- **TASK TO CARRY OUT**:
Go through the data below and gather each line containing "this".

— BEGIN RECORD SET —

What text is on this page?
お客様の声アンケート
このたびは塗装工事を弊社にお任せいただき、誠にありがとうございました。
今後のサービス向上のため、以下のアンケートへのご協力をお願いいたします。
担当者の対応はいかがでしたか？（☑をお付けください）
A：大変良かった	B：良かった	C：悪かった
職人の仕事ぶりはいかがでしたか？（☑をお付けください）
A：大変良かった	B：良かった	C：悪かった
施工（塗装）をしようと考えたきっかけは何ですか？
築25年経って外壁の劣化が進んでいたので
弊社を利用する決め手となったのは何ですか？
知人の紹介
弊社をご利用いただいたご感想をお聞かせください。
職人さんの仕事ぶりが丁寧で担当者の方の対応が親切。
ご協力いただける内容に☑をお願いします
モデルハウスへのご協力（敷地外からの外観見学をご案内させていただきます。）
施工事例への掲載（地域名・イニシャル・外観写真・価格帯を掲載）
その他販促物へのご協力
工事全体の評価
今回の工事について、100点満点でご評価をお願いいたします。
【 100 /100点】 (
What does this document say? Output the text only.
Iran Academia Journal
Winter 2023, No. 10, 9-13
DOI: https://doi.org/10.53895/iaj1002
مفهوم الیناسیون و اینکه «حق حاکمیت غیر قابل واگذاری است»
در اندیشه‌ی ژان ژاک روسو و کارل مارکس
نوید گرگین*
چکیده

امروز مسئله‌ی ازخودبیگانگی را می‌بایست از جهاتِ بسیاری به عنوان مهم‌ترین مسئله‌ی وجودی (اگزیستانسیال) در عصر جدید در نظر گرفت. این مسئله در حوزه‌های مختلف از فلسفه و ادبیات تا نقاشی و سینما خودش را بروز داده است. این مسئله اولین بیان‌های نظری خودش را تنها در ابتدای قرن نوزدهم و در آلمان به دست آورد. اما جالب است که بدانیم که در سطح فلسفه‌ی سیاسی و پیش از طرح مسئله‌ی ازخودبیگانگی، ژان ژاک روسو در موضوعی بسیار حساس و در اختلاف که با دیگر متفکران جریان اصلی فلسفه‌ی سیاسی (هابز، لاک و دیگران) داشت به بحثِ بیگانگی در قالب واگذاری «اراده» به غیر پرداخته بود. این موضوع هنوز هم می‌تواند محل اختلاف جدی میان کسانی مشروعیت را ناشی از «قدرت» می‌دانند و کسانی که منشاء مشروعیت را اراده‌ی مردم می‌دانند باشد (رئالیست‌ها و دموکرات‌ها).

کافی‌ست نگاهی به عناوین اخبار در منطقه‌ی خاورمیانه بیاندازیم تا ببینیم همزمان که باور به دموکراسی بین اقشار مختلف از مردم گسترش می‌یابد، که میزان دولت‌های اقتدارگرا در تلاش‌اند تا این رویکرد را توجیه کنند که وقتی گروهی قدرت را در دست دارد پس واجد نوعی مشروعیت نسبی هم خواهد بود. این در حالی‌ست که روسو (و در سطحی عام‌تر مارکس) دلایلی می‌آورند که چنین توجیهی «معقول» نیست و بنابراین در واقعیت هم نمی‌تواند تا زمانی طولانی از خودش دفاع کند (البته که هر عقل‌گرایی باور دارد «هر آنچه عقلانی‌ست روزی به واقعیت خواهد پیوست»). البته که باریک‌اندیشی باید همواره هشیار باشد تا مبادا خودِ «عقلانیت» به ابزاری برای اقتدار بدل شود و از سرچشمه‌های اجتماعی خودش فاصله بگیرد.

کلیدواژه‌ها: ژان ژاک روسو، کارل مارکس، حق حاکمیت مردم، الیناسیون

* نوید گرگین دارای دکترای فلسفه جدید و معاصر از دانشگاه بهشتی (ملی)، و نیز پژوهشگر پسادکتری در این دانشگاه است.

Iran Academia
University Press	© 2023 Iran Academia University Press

— END RECORD SET —

- **REPLY**:
What text is on this page?
What does this document say? Output the text only.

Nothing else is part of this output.